[start]
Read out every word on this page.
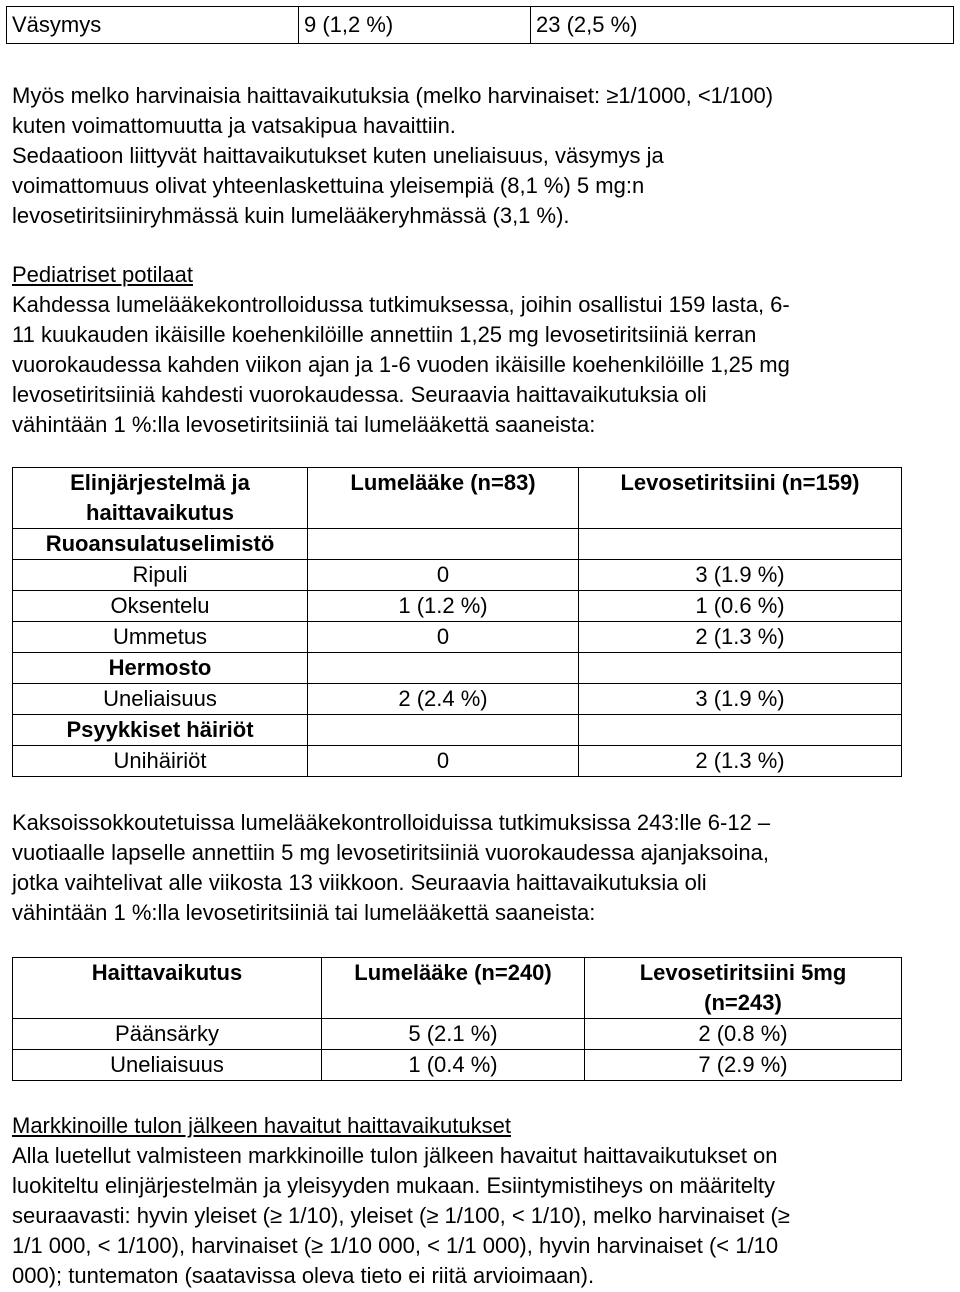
Väsymys	9 (1,2 %)	23 (2,5 %)
Myös melko harvinaisia haittavaikutuksia (melko harvinaiset: ≥1/1000, <1/100)
kuten voimattomuutta ja vatsakipua havaittiin.
Sedaatioon liittyvät haittavaikutukset kuten uneliaisuus, väsymys ja
voimattomuus olivat yhteenlaskettuina yleisempiä (8,1 %) 5 mg:n
levosetiritsiiniryhmässä kuin lumelääkeryhmässä (3,1 %).
Pediatriset potilaat
Kahdessa lumelääkekontrolloidussa tutkimuksessa, joihin osallistui 159 lasta, 6-
11 kuukauden ikäisille koehenkilöille annettiin 1,25 mg levosetiritsiiniä kerran
vuorokaudessa kahden viikon ajan ja 1-6 vuoden ikäisille koehenkilöille 1,25 mg
levosetiritsiiniä kahdesti vuorokaudessa. Seuraavia haittavaikutuksia oli
vähintään 1 %:lla levosetiritsiiniä tai lumelääkettä saaneista:
Elinjärjestelmä ja haittavaikutus	Lumelääke (n=83)	Levosetiritsiini (n=159)
Ruoansulatuselimistö		
Ripuli	0	3 (1.9 %)
Oksentelu	1 (1.2 %)	1 (0.6 %)
Ummetus	0	2 (1.3 %)
Hermosto		
Uneliaisuus	2 (2.4 %)	3 (1.9 %)
Psyykkiset häiriöt		
Unihäiriöt	0	2 (1.3 %)
Kaksoissokkoutetuissa lumelääkekontrolloiduissa tutkimuksissa 243:lle 6-12 –
vuotiaalle lapselle annettiin 5 mg levosetiritsiiniä vuorokaudessa ajanjaksoina,
jotka vaihtelivat alle viikosta 13 viikkoon. Seuraavia haittavaikutuksia oli
vähintään 1 %:lla levosetiritsiiniä tai lumelääkettä saaneista:
Haittavaikutus	Lumelääke (n=240)	Levosetiritsiini 5mg (n=243)
Päänsärky	5 (2.1 %)	2 (0.8 %)
Uneliaisuus	1 (0.4 %)	7 (2.9 %)
Markkinoille tulon jälkeen havaitut haittavaikutukset
Alla luetellut valmisteen markkinoille tulon jälkeen havaitut haittavaikutukset on
luokiteltu elinjärjestelmän ja yleisyyden mukaan. Esiintymistiheys on määritelty
seuraavasti: hyvin yleiset (≥ 1/10), yleiset (≥ 1/100, < 1/10), melko harvinaiset (≥
1/1 000, < 1/100), harvinaiset (≥ 1/10 000, < 1/1 000), hyvin harvinaiset (< 1/10
000); tuntematon (saatavissa oleva tieto ei riitä arvioimaan).
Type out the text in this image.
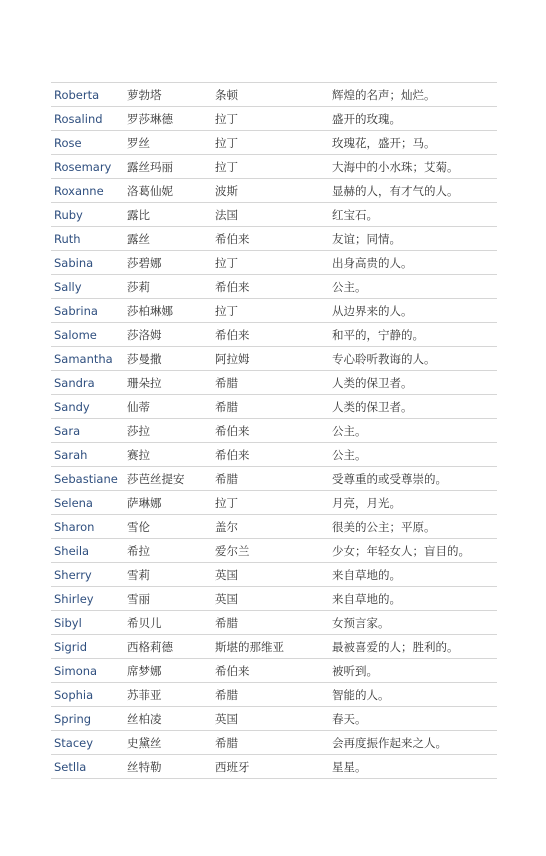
Roberta	萝勃塔	条顿	辉煌的名声；灿烂。
Rosalind	罗莎琳德	拉丁	盛开的玫瑰。
Rose	罗丝	拉丁	玫瑰花，盛开；马。
Rosemary	露丝玛丽	拉丁	大海中的小水珠；艾菊。
Roxanne	洛葛仙妮	波斯	显赫的人，有才气的人。
Ruby	露比	法国	红宝石。
Ruth	露丝	希伯来	友谊；同情。
Sabina	莎碧娜	拉丁	出身高贵的人。
Sally	莎莉	希伯来	公主。
Sabrina	莎柏琳娜	拉丁	从边界来的人。
Salome	莎洛姆	希伯来	和平的，宁静的。
Samantha	莎曼撒	阿拉姆	专心聆听教诲的人。
Sandra	珊朵拉	希腊	人类的保卫者。
Sandy	仙蒂	希腊	人类的保卫者。
Sara	莎拉	希伯来	公主。
Sarah	赛拉	希伯来	公主。
Sebastiane 莎芭丝提安	希腊	受尊重的或受尊崇的。
Selena	萨琳娜	拉丁	月亮，月光。
Sharon	雪伦	盖尔	很美的公主；平原。
Sheila	希拉	爱尔兰	少女；年轻女人；盲目的。
Sherry	雪莉	英国	来自草地的。
Shirley	雪丽	英国	来自草地的。
Sibyl	希贝儿	希腊	女预言家。
Sigrid	西格莉德	斯堪的那维亚	最被喜爱的人；胜利的。
Simona	席梦娜	希伯来	被听到。
Sophia	苏菲亚	希腊	智能的人。
Spring	丝柏凌	英国	春天。
Stacey	史黛丝	希腊	会再度振作起来之人。
Setlla	丝特勒	西班牙	星星。
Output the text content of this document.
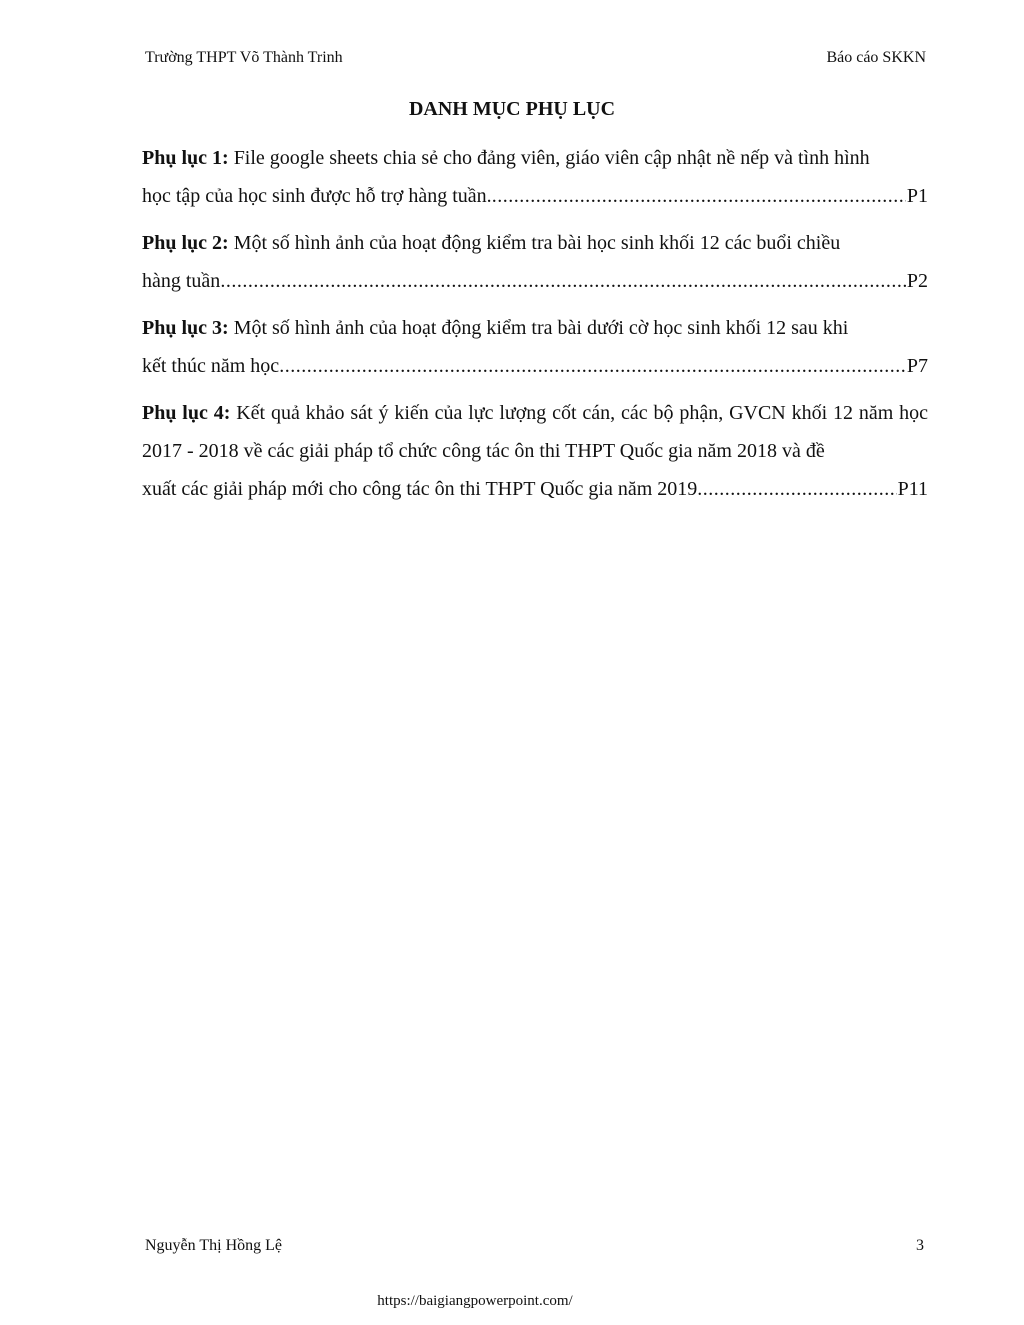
Trường THPT Võ Thành Trinh	Báo cáo SKKN
DANH MỤC PHỤ LỤC
Phụ lục 1: File google sheets chia sẻ cho đảng viên, giáo viên cập nhật nề nếp và tình hình
học tập của học sinh được hỗ trợ hàng tuần. .....	P1
Phụ lục 2: Một số hình ảnh của hoạt động kiểm tra bài học sinh khối 12 các buổi chiều
hàng tuần .....	P2
Phụ lục 3: Một số hình ảnh của hoạt động kiểm tra bài dưới cờ học sinh khối 12 sau khi
kết thúc năm học .....	P7
Phụ lục 4: Kết quả khảo sát ý kiến của lực lượng cốt cán, các bộ phận, GVCN khối 12 năm học 2017 - 2018 về các giải pháp tổ chức công tác ôn thi THPT Quốc gia năm 2018 và đề
xuất các giải pháp mới cho công tác ôn thi THPT Quốc gia năm 2019 .....	P11
Nguyễn Thị Hồng Lệ	3
https://baigiangpowerpoint.com/
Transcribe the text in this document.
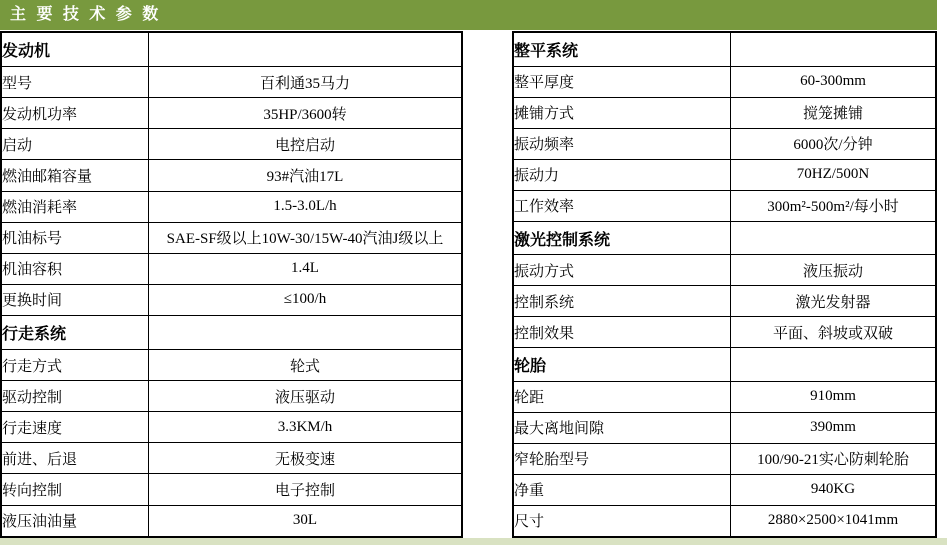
主 要 技 术 参 数
发动机	
型号	百利通35马力
发动机功率	35HP/3600转
启动	电控启动
燃油邮箱容量	93#汽油17L
燃油消耗率	1.5-3.0L/h
机油标号	SAE-SF级以上10W-30/15W-40汽油J级以上
机油容积	1.4L
更换时间	≤100/h
行走系统	
行走方式	轮式
驱动控制	液压驱动
行走速度	3.3KM/h
前进、后退	无极变速
转向控制	电子控制
液压油油量	30L
整平系统	
整平厚度	60-300mm
摊铺方式	搅笼摊铺
振动频率	6000次/分钟
振动力	70HZ/500N
工作效率	300m²-500m²/每小时
激光控制系统	
振动方式	液压振动
控制系统	激光发射器
控制效果	平面、斜坡或双破
轮胎	
轮距	910mm
最大离地间隙	390mm
窄轮胎型号	100/90-21实心防刺轮胎
净重	940KG
尺寸	2880×2500×1041mm
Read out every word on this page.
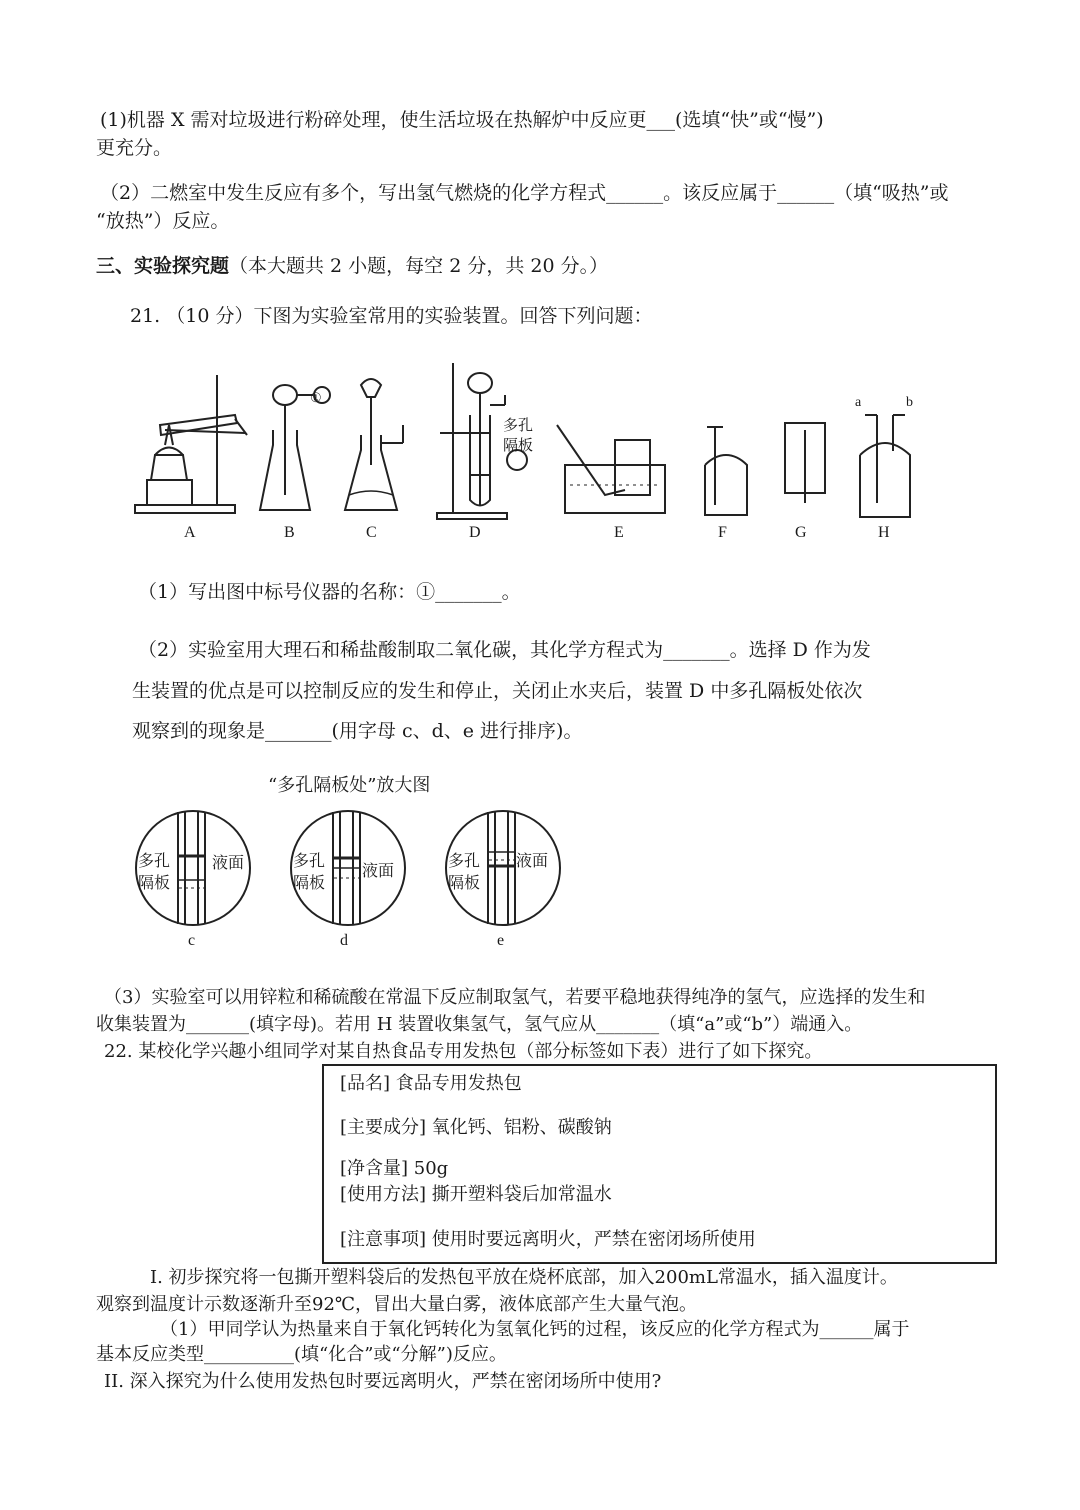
(1)机器 X 需对垃圾进行粉碎处理，使生活垃圾在热解炉中反应更___(选填“快”或“慢”)
更充分。
（2）二燃室中发生反应有多个，写出氢气燃烧的化学方程式______。该反应属于______（填“吸热”或
“放热”）反应。
三、实验探究题（本大题共 2 小题，每空 2 分，共 20 分。）
21. （10 分）下图为实验室常用的实验装置。回答下列问题：
①
多孔
隔板
a	b
A	B	C	D	E	F	G	H
（1）写出图中标号仪器的名称：①_______。
（2）实验室用大理石和稀盐酸制取二氧化碳，其化学方程式为_______。选择 D 作为发
生装置的优点是可以控制反应的发生和停止，关闭止水夹后，装置 D 中多孔隔板处依次
观察到的现象是_______(用字母 c、d、e 进行排序)。
“多孔隔板处”放大图
多孔
隔板
液面	多孔
隔板
液面
多孔
隔板
液面
c	d	e
（3）实验室可以用锌粒和稀硫酸在常温下反应制取氢气，若要平稳地获得纯净的氢气，应选择的发生和
收集装置为_______(填字母)。若用 H 装置收集氢气，氢气应从_______（填“a”或“b”）端通入。
22. 某校化学兴趣小组同学对某自热食品专用发热包（部分标签如下表）进行了如下探究。
[品名] 食品专用发热包
[主要成分] 氧化钙、铝粉、碳酸钠
[净含量] 50g
[使用方法] 撕开塑料袋后加常温水
[注意事项] 使用时要远离明火，严禁在密闭场所使用
I. 初步探究将一包撕开塑料袋后的发热包平放在烧杯底部，加入200mL常温水，插入温度计。
观察到温度计示数逐渐升至92℃，冒出大量白雾，液体底部产生大量气泡。
（1）甲同学认为热量来自于氧化钙转化为氢氧化钙的过程，该反应的化学方程式为______属于
基本反应类型__________(填“化合”或“分解”)反应。
II. 深入探究为什么使用发热包时要远离明火，严禁在密闭场所中使用?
[end]
Return only the number of lines in the data that contain "kuten".

> _RESULT_:
2